• **DATA SUPPLIED**
━━━━━━━━

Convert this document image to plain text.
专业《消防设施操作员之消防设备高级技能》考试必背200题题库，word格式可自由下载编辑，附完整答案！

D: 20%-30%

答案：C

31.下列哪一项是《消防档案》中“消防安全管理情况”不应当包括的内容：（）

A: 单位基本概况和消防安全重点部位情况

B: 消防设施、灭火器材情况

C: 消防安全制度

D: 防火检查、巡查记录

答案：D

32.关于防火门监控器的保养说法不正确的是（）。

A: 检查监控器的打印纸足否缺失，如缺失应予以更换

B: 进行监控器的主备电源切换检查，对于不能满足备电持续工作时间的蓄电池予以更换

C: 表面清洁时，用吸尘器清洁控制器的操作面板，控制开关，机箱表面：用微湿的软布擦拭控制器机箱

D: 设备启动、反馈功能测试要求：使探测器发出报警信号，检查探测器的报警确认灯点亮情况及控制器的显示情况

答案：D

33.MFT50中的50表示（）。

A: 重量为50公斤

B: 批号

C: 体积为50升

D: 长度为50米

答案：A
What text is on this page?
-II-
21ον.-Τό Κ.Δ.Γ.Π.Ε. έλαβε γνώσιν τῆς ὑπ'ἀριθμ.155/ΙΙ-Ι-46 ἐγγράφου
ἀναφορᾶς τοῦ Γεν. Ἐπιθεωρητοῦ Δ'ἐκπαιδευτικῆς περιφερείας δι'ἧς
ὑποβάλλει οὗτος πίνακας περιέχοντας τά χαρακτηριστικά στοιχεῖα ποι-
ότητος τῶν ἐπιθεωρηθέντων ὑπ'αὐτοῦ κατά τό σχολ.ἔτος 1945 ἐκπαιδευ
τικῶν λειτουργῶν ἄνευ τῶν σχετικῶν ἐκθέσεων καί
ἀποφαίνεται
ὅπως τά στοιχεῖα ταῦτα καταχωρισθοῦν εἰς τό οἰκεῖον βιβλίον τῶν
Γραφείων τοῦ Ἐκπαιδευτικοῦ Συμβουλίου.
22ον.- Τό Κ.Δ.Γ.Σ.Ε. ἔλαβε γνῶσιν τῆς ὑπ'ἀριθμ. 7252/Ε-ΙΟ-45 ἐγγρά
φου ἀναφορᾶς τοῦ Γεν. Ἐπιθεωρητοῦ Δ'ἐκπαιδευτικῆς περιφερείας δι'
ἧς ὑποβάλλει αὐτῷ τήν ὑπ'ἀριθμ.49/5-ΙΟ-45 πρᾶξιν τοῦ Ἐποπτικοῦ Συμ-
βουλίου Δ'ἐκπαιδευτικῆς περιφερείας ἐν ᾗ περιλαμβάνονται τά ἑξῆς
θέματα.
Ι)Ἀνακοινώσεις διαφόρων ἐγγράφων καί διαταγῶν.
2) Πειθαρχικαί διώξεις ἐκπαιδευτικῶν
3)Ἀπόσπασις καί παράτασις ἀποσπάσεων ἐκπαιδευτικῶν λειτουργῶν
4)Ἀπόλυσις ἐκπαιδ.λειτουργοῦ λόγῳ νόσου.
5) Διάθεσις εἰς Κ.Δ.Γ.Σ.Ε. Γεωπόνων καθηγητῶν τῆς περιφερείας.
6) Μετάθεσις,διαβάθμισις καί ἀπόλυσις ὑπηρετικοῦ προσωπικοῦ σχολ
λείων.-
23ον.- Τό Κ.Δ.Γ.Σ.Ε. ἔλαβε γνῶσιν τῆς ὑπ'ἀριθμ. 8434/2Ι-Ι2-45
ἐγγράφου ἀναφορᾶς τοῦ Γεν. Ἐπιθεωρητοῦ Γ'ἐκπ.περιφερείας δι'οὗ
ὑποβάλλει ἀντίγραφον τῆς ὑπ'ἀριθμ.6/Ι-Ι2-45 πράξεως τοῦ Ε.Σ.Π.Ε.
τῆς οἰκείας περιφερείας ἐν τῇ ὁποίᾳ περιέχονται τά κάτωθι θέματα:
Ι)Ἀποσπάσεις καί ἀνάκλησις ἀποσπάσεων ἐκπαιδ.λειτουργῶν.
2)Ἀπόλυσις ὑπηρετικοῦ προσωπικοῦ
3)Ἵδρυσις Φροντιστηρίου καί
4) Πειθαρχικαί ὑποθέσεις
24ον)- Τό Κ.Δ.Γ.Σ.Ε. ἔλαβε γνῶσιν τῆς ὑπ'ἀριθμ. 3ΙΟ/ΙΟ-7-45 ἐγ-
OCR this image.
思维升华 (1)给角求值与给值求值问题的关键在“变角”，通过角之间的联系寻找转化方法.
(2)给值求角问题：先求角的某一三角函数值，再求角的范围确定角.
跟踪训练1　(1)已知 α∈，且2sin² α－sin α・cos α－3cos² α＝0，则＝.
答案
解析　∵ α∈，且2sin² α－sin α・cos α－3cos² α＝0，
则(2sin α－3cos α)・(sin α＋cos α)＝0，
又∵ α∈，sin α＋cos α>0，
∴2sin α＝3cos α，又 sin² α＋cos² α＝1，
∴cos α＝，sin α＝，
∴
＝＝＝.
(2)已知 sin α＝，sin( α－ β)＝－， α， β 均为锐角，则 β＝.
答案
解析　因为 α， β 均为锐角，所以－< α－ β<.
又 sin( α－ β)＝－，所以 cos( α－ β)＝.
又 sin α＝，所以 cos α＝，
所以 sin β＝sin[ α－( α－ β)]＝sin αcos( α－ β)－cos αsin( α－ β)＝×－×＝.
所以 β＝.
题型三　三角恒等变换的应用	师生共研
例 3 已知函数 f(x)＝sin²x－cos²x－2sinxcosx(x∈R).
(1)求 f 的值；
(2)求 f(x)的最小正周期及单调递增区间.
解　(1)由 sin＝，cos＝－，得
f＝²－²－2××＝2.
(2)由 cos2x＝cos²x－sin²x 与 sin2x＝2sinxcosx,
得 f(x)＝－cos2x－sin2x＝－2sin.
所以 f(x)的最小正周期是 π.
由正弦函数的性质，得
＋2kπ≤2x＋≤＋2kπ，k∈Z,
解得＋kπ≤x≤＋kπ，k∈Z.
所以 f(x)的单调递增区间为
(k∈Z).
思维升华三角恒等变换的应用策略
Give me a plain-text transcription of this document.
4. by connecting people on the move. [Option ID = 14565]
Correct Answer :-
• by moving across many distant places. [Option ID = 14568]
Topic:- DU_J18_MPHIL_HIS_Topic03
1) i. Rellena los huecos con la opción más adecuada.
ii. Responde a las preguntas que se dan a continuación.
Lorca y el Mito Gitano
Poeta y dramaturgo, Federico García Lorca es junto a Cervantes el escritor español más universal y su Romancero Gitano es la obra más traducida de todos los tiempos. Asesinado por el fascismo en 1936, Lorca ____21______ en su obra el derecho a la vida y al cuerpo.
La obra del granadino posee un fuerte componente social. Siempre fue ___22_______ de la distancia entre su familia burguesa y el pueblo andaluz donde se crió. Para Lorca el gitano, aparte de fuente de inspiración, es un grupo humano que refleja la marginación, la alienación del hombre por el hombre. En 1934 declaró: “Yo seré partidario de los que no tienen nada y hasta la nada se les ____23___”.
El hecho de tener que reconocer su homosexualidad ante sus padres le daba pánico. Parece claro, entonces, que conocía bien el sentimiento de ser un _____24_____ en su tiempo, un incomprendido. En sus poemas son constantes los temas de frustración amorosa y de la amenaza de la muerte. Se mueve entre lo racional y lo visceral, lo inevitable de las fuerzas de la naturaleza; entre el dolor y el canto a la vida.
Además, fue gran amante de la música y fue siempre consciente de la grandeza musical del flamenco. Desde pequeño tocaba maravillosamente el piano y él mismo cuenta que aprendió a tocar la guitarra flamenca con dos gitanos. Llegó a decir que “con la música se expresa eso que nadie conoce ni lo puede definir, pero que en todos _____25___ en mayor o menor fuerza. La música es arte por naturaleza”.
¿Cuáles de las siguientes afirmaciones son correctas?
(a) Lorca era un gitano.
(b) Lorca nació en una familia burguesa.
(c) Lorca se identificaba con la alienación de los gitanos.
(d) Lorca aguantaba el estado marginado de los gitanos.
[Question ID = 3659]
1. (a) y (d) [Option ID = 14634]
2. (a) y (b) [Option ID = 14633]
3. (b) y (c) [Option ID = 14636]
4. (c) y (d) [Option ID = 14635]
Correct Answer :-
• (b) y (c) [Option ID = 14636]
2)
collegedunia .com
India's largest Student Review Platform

━━━━━━━━

• **WHAT THE EXERCISE ASKS**
Locate the string "plain" in the listing above and copy every line where it occurs.

• **ANSWER TO THIS TASK**
Convert this document image to plain text.
Give me a plain-text transcription of this document.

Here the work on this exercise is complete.